Dataset rows
━━━━━━━━━━━━━━━━━━━━━━━━━━━━━━

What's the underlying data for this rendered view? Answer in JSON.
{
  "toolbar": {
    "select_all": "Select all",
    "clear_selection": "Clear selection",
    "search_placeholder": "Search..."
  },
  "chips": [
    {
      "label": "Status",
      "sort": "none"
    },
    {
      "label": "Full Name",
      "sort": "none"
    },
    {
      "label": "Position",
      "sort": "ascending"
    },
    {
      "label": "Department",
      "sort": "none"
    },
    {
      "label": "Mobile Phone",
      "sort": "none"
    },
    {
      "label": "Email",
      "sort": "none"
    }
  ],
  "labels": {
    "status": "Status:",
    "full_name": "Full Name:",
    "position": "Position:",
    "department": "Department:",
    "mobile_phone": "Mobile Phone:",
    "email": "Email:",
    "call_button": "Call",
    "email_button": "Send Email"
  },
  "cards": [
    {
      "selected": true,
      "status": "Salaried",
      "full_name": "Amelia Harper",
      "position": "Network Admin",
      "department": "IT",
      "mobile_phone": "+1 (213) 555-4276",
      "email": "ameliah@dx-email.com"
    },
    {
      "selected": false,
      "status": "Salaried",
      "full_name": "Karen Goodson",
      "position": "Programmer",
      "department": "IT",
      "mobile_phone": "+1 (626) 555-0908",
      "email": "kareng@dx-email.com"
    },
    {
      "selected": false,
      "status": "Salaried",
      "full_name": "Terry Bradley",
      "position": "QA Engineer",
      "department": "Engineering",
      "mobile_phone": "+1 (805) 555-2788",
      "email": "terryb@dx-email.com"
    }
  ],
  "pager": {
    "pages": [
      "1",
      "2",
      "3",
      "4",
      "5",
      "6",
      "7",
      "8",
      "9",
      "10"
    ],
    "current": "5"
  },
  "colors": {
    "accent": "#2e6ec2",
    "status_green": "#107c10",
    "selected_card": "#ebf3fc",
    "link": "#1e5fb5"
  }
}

━━━━━━━━━━━━━━━━━━━━━━━━━━━━━━

◆ TASK
Each line in the material above must be retyped without alteration.

◆ RESPONSE
What's the underlying data for this rendered view? Answer in JSON.
{
  "toolbar": {
    "select_all": "Select all",
    "clear_selection": "Clear selection",
    "search_placeholder": "Search..."
  },
  "chips": [
    {
      "label": "Status",
      "sort": "none"
    },
    {
      "label": "Full Name",
      "sort": "none"
    },
    {
      "label": "Position",
      "sort": "ascending"
    },
    {
      "label": "Department",
      "sort": "none"
    },
    {
      "label": "Mobile Phone",
      "sort": "none"
    },
    {
      "label": "Email",
      "sort": "none"
    }
  ],
  "labels": {
    "status": "Status:",
    "full_name": "Full Name:",
    "position": "Position:",
    "department": "Department:",
    "mobile_phone": "Mobile Phone:",
    "email": "Email:",
    "call_button": "Call",
    "email_button": "Send Email"
  },
  "cards": [
    {
      "selected": true,
      "status": "Salaried",
      "full_name": "Amelia Harper",
      "position": "Network Admin",
      "department": "IT",
      "mobile_phone": "+1 (213) 555-4276",
      "email": "ameliah@dx-email.com"
    },
    {
      "selected": false,
      "status": "Salaried",
      "full_name": "Karen Goodson",
      "position": "Programmer",
      "department": "IT",
      "mobile_phone": "+1 (626) 555-0908",
      "email": "kareng@dx-email.com"
    },
    {
      "selected": false,
      "status": "Salaried",
      "full_name": "Terry Bradley",
      "position": "QA Engineer",
      "department": "Engineering",
      "mobile_phone": "+1 (805) 555-2788",
      "email": "terryb@dx-email.com"
    }
  ],
  "pager": {
    "pages": [
      "1",
      "2",
      "3",
      "4",
      "5",
      "6",
      "7",
      "8",
      "9",
      "10"
    ],
    "current": "5"
  },
  "colors": {
    "accent": "#2e6ec2",
    "status_green": "#107c10",
    "selected_card": "#ebf3fc",
    "link": "#1e5fb5"
  }
}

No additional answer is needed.